## WORK REQUIRED
Identify each line in the records below that contains the word "yyyy", and copy it.

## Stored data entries
◆ ◆ ◆ ◆ ◆ ◆ ◆

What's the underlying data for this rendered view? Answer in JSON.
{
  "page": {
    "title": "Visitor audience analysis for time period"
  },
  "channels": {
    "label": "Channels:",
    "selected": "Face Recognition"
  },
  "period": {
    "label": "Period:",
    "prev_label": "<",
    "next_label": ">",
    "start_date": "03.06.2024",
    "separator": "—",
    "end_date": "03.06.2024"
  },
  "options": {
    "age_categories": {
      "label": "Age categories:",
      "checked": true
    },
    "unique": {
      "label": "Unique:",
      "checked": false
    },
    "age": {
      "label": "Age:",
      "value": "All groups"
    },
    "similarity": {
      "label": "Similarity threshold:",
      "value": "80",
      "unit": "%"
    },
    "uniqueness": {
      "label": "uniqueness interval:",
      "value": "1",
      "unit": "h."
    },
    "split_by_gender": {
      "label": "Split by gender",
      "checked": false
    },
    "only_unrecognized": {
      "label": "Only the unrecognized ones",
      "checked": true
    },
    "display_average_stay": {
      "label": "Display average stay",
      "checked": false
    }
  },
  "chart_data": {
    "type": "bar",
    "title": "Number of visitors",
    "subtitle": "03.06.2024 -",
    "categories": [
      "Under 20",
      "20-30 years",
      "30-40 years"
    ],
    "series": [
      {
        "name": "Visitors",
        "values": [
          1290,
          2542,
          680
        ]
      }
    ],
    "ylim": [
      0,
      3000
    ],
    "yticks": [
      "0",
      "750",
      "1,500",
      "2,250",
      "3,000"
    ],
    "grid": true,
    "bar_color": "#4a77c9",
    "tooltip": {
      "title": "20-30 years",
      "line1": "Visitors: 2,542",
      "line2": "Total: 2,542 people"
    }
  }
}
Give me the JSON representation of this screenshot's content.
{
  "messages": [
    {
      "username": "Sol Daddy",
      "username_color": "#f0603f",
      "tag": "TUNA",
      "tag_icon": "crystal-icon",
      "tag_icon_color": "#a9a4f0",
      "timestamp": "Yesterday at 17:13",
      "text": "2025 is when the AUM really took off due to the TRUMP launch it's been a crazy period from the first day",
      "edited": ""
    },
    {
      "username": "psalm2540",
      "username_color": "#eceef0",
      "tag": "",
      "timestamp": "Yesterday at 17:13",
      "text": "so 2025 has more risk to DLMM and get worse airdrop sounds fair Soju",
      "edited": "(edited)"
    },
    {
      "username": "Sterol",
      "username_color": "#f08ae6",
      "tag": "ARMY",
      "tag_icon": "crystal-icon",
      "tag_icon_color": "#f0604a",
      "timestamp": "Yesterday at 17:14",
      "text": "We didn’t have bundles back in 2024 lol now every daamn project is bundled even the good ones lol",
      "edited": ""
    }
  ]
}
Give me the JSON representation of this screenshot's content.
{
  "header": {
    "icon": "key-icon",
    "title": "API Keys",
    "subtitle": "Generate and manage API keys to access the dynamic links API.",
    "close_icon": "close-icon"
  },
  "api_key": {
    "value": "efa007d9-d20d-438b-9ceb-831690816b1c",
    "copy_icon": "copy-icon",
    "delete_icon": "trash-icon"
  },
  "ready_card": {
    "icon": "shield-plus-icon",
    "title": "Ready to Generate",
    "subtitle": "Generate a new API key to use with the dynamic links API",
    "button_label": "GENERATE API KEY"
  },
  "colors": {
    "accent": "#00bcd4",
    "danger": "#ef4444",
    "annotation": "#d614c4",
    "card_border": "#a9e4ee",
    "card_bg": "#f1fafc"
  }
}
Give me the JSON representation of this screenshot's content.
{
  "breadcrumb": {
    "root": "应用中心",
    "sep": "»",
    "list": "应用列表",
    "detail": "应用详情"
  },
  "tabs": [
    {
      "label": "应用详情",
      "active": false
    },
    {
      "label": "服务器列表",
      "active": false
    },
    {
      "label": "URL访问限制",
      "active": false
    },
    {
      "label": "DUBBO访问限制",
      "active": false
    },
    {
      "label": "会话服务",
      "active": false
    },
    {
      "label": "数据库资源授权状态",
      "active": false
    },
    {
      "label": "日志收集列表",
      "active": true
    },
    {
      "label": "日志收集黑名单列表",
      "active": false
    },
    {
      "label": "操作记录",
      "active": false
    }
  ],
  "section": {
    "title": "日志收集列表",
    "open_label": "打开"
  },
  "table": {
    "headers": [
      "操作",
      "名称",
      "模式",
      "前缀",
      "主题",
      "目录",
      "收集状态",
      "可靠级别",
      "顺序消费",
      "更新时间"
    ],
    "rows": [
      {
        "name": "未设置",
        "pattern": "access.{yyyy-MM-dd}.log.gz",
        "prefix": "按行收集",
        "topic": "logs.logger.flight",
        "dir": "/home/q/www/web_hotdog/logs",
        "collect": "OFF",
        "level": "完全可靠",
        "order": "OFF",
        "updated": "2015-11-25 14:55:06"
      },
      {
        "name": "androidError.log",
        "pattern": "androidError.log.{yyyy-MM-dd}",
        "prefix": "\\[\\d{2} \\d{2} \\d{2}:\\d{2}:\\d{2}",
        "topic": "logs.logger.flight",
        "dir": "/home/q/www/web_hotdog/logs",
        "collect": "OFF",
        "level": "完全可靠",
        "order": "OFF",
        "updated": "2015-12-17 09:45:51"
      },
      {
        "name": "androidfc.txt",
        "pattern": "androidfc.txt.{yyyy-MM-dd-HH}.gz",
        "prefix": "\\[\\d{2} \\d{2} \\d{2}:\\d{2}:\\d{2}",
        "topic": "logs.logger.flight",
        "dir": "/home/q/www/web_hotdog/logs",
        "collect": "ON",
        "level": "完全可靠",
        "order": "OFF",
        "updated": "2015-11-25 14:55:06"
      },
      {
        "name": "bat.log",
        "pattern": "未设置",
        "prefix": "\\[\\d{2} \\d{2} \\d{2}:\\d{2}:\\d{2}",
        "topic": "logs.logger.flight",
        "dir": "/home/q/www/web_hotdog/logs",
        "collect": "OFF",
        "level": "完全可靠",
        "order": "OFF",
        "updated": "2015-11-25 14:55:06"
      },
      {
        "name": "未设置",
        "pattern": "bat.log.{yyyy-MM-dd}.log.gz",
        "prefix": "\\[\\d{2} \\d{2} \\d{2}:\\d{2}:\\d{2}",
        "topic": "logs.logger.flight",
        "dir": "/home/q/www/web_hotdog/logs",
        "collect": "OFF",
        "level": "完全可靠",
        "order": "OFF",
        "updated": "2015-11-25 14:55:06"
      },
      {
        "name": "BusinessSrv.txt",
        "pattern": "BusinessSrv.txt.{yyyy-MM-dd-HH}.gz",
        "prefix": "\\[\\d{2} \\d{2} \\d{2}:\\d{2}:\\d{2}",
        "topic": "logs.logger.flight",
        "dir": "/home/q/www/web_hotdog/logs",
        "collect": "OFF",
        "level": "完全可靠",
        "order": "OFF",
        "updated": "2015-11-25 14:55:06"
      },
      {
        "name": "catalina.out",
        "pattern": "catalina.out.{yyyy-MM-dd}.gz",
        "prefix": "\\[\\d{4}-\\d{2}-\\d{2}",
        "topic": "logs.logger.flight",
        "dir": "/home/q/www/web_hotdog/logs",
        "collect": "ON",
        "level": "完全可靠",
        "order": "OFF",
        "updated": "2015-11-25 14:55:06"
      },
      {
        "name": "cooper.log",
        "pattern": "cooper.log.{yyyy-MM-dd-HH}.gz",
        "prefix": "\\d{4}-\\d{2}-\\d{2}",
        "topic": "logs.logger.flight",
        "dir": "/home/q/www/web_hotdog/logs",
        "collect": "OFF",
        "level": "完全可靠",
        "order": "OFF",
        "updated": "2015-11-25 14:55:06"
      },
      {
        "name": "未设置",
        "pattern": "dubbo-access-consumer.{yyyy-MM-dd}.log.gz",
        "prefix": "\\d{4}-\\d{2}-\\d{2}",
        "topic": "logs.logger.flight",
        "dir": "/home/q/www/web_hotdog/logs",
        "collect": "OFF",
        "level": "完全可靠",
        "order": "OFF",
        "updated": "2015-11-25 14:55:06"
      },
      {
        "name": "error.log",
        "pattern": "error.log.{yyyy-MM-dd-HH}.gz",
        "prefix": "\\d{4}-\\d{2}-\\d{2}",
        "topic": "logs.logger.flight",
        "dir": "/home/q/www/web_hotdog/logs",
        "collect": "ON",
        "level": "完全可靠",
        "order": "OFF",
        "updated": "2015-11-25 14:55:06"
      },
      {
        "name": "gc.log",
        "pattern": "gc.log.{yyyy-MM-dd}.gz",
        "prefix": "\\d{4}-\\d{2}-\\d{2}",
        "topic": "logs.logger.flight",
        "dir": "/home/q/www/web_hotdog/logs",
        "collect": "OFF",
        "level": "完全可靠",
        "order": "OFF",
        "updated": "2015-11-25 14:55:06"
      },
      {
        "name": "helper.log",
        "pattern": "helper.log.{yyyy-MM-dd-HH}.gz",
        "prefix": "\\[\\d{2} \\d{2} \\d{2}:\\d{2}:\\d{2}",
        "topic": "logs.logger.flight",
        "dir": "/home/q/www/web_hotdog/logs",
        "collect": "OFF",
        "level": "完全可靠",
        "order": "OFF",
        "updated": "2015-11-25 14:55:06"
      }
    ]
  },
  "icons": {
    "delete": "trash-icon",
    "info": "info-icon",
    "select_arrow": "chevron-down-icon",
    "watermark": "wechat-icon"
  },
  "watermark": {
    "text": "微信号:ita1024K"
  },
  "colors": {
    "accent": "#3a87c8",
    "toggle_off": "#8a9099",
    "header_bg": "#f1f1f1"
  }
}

◆ ◆ ◆ ◆ ◆ ◆ ◆

## ANSWER TO THE TASK
        "pattern": "access.{yyyy-MM-dd}.log.gz",
        "pattern": "androidError.log.{yyyy-MM-dd}",
        "pattern": "androidfc.txt.{yyyy-MM-dd-HH}.gz",
        "pattern": "bat.log.{yyyy-MM-dd}.log.gz",
        "pattern": "BusinessSrv.txt.{yyyy-MM-dd-HH}.gz",
        "pattern": "catalina.out.{yyyy-MM-dd}.gz",
        "pattern": "cooper.log.{yyyy-MM-dd-HH}.gz",
        "pattern": "dubbo-access-consumer.{yyyy-MM-dd}.log.gz",
        "pattern": "error.log.{yyyy-MM-dd-HH}.gz",
        "pattern": "gc.log.{yyyy-MM-dd}.gz",
        "pattern": "helper.log.{yyyy-MM-dd-HH}.gz",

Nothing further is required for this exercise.